_Task:_
Scan the entries below. List each line with "article".

* begin Data for this task *

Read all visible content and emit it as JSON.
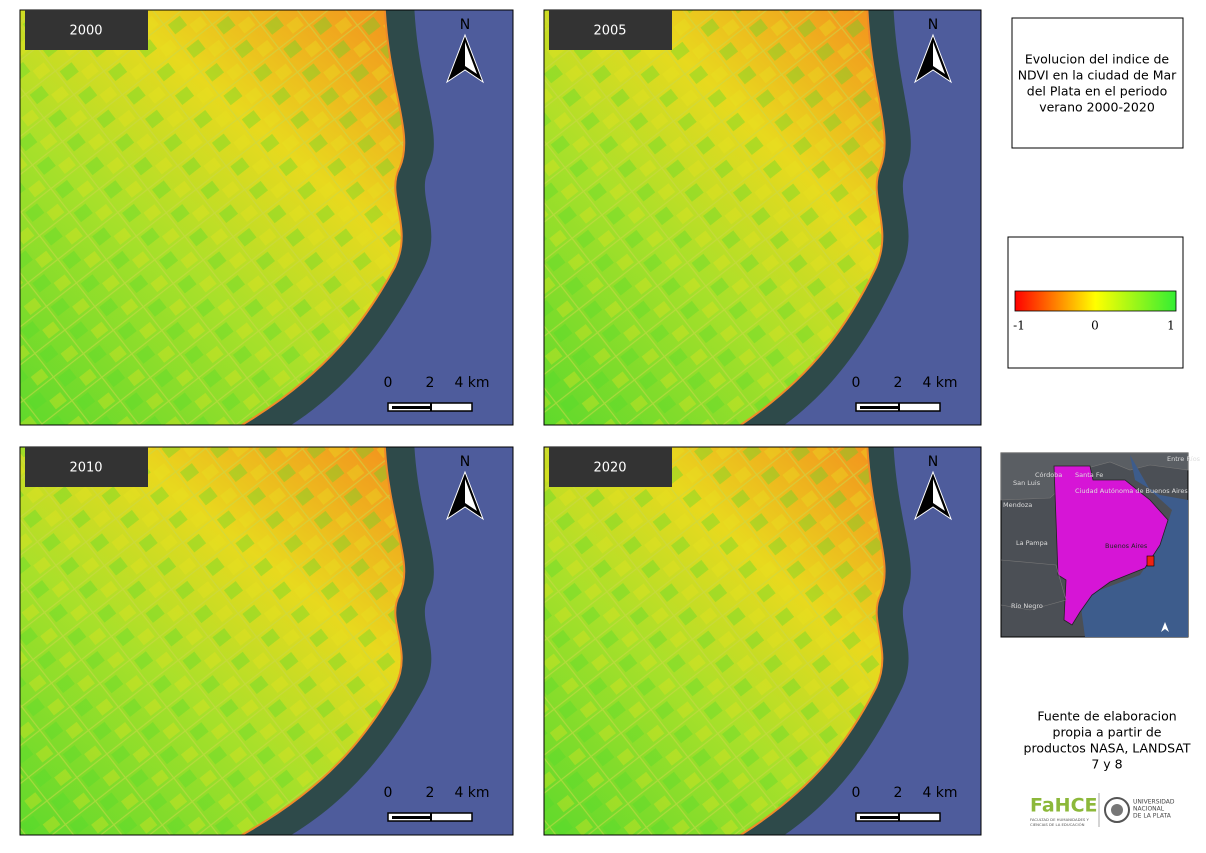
{
  "panels": [
    {
      "label": "2000",
      "north": "N",
      "scale": [
        "0",
        "2",
        "4 km"
      ]
    },
    {
      "label": "2005",
      "north": "N",
      "scale": [
        "0",
        "2",
        "4 km"
      ]
    },
    {
      "label": "2010",
      "north": "N",
      "scale": [
        "0",
        "2",
        "4 km"
      ]
    },
    {
      "label": "2020",
      "north": "N",
      "scale": [
        "0",
        "2",
        "4 km"
      ]
    }
  ],
  "title": [
    "Evolucion del indice de",
    "NDVI en la ciudad de Mar",
    "del Plata en el periodo",
    "verano 2000-2020"
  ],
  "legend": {
    "ticks": [
      -1,
      0,
      1
    ]
  },
  "inset": {
    "labels": [
      "Córdoba",
      "Santa Fe",
      "Entre Ríos",
      "San Luis",
      "Ciudad Autónoma de Buenos Aires",
      "Mendoza",
      "La Pampa",
      "Buenos Aires",
      "Río Negro"
    ]
  },
  "source": [
    "Fuente de elaboracion",
    "propia a partir de",
    "productos NASA, LANDSAT",
    "7 y 8"
  ],
  "logo": {
    "name": "FaHCE",
    "faculty": [
      "FACULTAD DE HUMANIDADES Y",
      "CIENCIAS DE LA EDUCACIÓN"
    ],
    "university": [
      "UNIVERSIDAD",
      "NACIONAL",
      "DE LA PLATA"
    ]
  }
}
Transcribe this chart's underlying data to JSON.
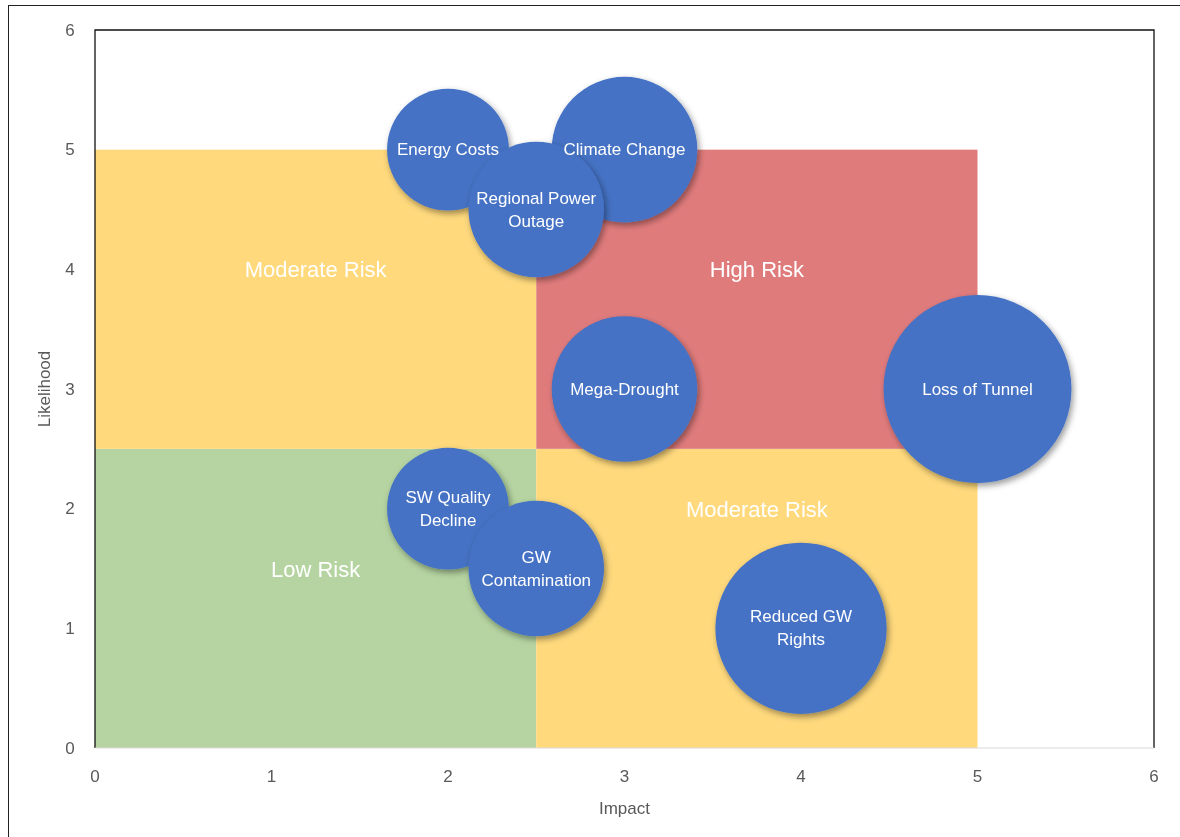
{
  "chart_data": {
    "type": "bubble",
    "xlabel": "Impact",
    "ylabel": "Likelihood",
    "xlim": [
      0,
      6
    ],
    "ylim": [
      0,
      6
    ],
    "xticks": [
      0,
      1,
      2,
      3,
      4,
      5,
      6
    ],
    "yticks": [
      0,
      1,
      2,
      3,
      4,
      5,
      6
    ],
    "stacked": true,
    "series": [
      {
        "type": "bar",
        "x": [
          1.25,
          3.75
        ],
        "values": [
          2.5,
          2.5
        ],
        "colors": [
          "#b5d4a1",
          "#ffd97c"
        ],
        "value_labels": [
          "Low Risk",
          "Moderate Risk"
        ]
      },
      {
        "type": "bar",
        "x": [
          1.25,
          3.75
        ],
        "values": [
          2.5,
          2.5
        ],
        "colors": [
          "#ffd97c",
          "#e07b7c"
        ],
        "value_labels": [
          "Moderate Risk",
          "High Risk"
        ]
      },
      {
        "name": "Energy Costs",
        "color": "#4472c4",
        "x": [
          2
        ],
        "values": [
          5
        ],
        "sizes": [
          0.42
        ]
      },
      {
        "name": "Climate Change",
        "color": "#4472c4",
        "x": [
          3
        ],
        "values": [
          5
        ],
        "sizes": [
          0.6
        ]
      },
      {
        "name": "Regional Power Outage",
        "color": "#4472c4",
        "x": [
          2.5
        ],
        "values": [
          4.5
        ],
        "sizes": [
          0.52
        ]
      },
      {
        "name": "Mega-Drought",
        "color": "#4472c4",
        "x": [
          3
        ],
        "values": [
          3
        ],
        "sizes": [
          0.6
        ]
      },
      {
        "name": "Loss of Tunnel",
        "color": "#4472c4",
        "x": [
          5
        ],
        "values": [
          3
        ],
        "sizes": [
          1
        ]
      },
      {
        "name": "SW Quality Decline",
        "color": "#4472c4",
        "x": [
          2
        ],
        "values": [
          2
        ],
        "sizes": [
          0.42
        ]
      },
      {
        "name": "GW Contamination",
        "color": "#4472c4",
        "x": [
          2.5
        ],
        "values": [
          1.5
        ],
        "sizes": [
          0.52
        ]
      },
      {
        "name": "Reduced GW Rights",
        "color": "#4472c4",
        "x": [
          4
        ],
        "values": [
          1
        ],
        "sizes": [
          0.83
        ]
      }
    ]
  }
}
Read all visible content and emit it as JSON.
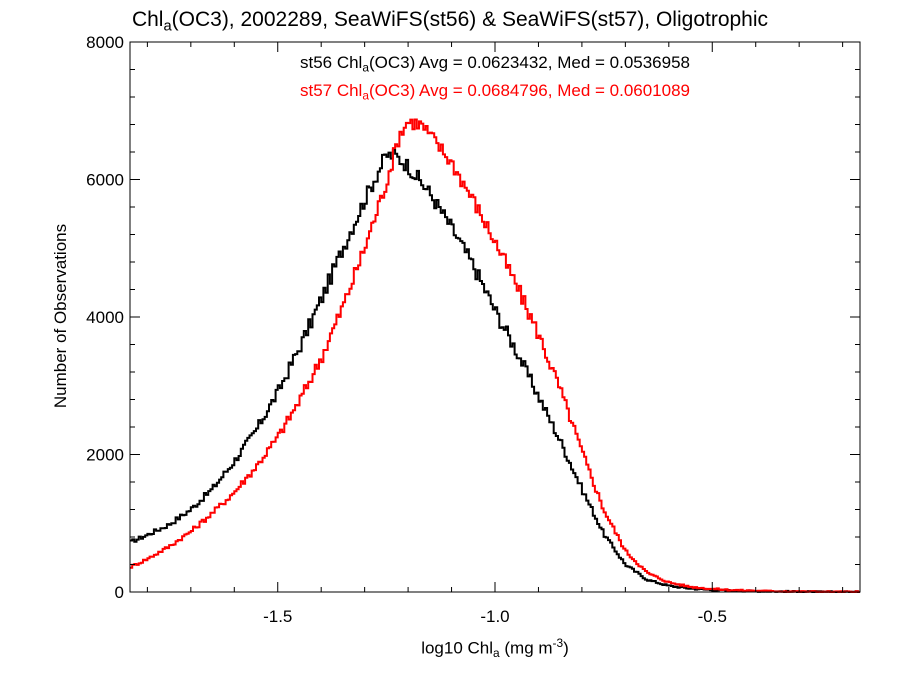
{
  "title": {
    "pre": "Chl",
    "sub": "a",
    "post": "(OC3), 2002289, SeaWiFS(st56) & SeaWiFS(st57), Oligotrophic"
  },
  "stats": [
    {
      "pre": "st56 Chl",
      "sub": "a",
      "post": "(OC3) Avg = 0.0623432, Med = 0.0536958",
      "color": "#000000"
    },
    {
      "pre": "st57 Chl",
      "sub": "a",
      "post": "(OC3) Avg = 0.0684796, Med = 0.0601089",
      "color": "#ff0000"
    }
  ],
  "chart_data": {
    "type": "line",
    "step": true,
    "xlabel": {
      "pre": "log10 Chl",
      "sub": "a",
      "mid": " (mg m",
      "sup": "-3",
      "post": ")"
    },
    "ylabel": "Number of Observations",
    "xlim": [
      -1.84,
      -0.16
    ],
    "ylim": [
      0,
      8000
    ],
    "xticks": [
      -1.5,
      -1.0,
      -0.5
    ],
    "xtick_labels": [
      "-1.5",
      "-1.0",
      "-0.5"
    ],
    "yticks": [
      0,
      2000,
      4000,
      6000,
      8000
    ],
    "ytick_labels": [
      "0",
      "2000",
      "4000",
      "6000",
      "8000"
    ],
    "grid": false,
    "series": [
      {
        "name": "st56",
        "color": "#000000",
        "points": [
          [
            -1.84,
            720
          ],
          [
            -1.8,
            830
          ],
          [
            -1.75,
            980
          ],
          [
            -1.7,
            1200
          ],
          [
            -1.65,
            1500
          ],
          [
            -1.6,
            1900
          ],
          [
            -1.55,
            2350
          ],
          [
            -1.5,
            2900
          ],
          [
            -1.45,
            3550
          ],
          [
            -1.4,
            4250
          ],
          [
            -1.35,
            5000
          ],
          [
            -1.3,
            5700
          ],
          [
            -1.27,
            6100
          ],
          [
            -1.25,
            6350
          ],
          [
            -1.23,
            6350
          ],
          [
            -1.2,
            6200
          ],
          [
            -1.15,
            5800
          ],
          [
            -1.1,
            5300
          ],
          [
            -1.05,
            4750
          ],
          [
            -1.0,
            4100
          ],
          [
            -0.95,
            3500
          ],
          [
            -0.9,
            2850
          ],
          [
            -0.85,
            2200
          ],
          [
            -0.8,
            1500
          ],
          [
            -0.75,
            850
          ],
          [
            -0.7,
            400
          ],
          [
            -0.65,
            180
          ],
          [
            -0.6,
            90
          ],
          [
            -0.55,
            50
          ],
          [
            -0.5,
            30
          ],
          [
            -0.45,
            20
          ],
          [
            -0.4,
            12
          ],
          [
            -0.35,
            8
          ],
          [
            -0.3,
            5
          ],
          [
            -0.25,
            3
          ],
          [
            -0.2,
            2
          ],
          [
            -0.16,
            1
          ]
        ]
      },
      {
        "name": "st57",
        "color": "#ff0000",
        "points": [
          [
            -1.84,
            360
          ],
          [
            -1.8,
            480
          ],
          [
            -1.75,
            660
          ],
          [
            -1.7,
            880
          ],
          [
            -1.65,
            1150
          ],
          [
            -1.6,
            1450
          ],
          [
            -1.55,
            1820
          ],
          [
            -1.5,
            2250
          ],
          [
            -1.45,
            2780
          ],
          [
            -1.4,
            3400
          ],
          [
            -1.35,
            4150
          ],
          [
            -1.3,
            5000
          ],
          [
            -1.25,
            5950
          ],
          [
            -1.22,
            6650
          ],
          [
            -1.2,
            6850
          ],
          [
            -1.17,
            6800
          ],
          [
            -1.15,
            6650
          ],
          [
            -1.1,
            6250
          ],
          [
            -1.05,
            5700
          ],
          [
            -1.0,
            5100
          ],
          [
            -0.95,
            4450
          ],
          [
            -0.9,
            3750
          ],
          [
            -0.85,
            2950
          ],
          [
            -0.8,
            2050
          ],
          [
            -0.75,
            1200
          ],
          [
            -0.7,
            600
          ],
          [
            -0.65,
            280
          ],
          [
            -0.6,
            140
          ],
          [
            -0.55,
            75
          ],
          [
            -0.5,
            45
          ],
          [
            -0.45,
            28
          ],
          [
            -0.4,
            18
          ],
          [
            -0.35,
            11
          ],
          [
            -0.3,
            7
          ],
          [
            -0.25,
            4
          ],
          [
            -0.2,
            2
          ],
          [
            -0.16,
            1
          ]
        ]
      }
    ]
  }
}
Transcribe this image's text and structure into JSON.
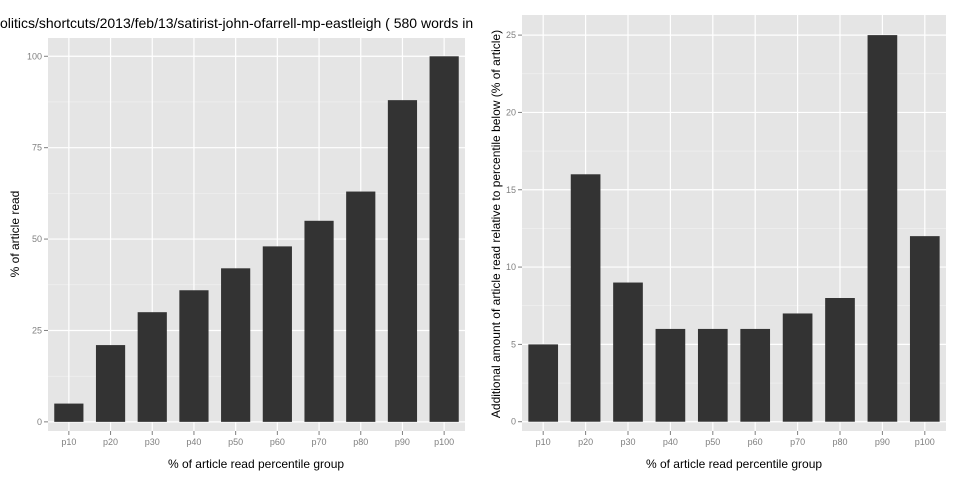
{
  "chart_data": [
    {
      "type": "bar",
      "title": "olitics/shortcuts/2013/feb/13/satirist-john-ofarrell-mp-eastleigh ( 580 words in",
      "xlabel": "% of article read percentile group",
      "ylabel": "% of article read",
      "categories": [
        "p10",
        "p20",
        "p30",
        "p40",
        "p50",
        "p60",
        "p70",
        "p80",
        "p90",
        "p100"
      ],
      "values": [
        5,
        21,
        30,
        36,
        42,
        48,
        55,
        63,
        88,
        100
      ],
      "ylim": [
        -2.5,
        105
      ],
      "yticks": [
        0,
        25,
        50,
        75,
        100
      ],
      "grid": true,
      "colors": {
        "bar": "#333333",
        "panel": "#e5e5e5",
        "grid_major": "#ffffff",
        "grid_minor": "#f2f2f2"
      }
    },
    {
      "type": "bar",
      "title": "",
      "xlabel": "% of article read percentile group",
      "ylabel": "Additional amount of article read relative to percentile below (% of article)",
      "categories": [
        "p10",
        "p20",
        "p30",
        "p40",
        "p50",
        "p60",
        "p70",
        "p80",
        "p90",
        "p100"
      ],
      "values": [
        5,
        16,
        9,
        6,
        6,
        6,
        7,
        8,
        25,
        12
      ],
      "ylim": [
        -0.6,
        26.3
      ],
      "yticks": [
        0,
        5,
        10,
        15,
        20,
        25
      ],
      "grid": true,
      "colors": {
        "bar": "#333333",
        "panel": "#e5e5e5",
        "grid_major": "#ffffff",
        "grid_minor": "#f2f2f2"
      }
    }
  ]
}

* end Data for this task *

_Finished answer:_
      "xlabel": "% of article read percentile group",
      "ylabel": "% of article read",
      "xlabel": "% of article read percentile group",
      "ylabel": "Additional amount of article read relative to percentile below (% of article)",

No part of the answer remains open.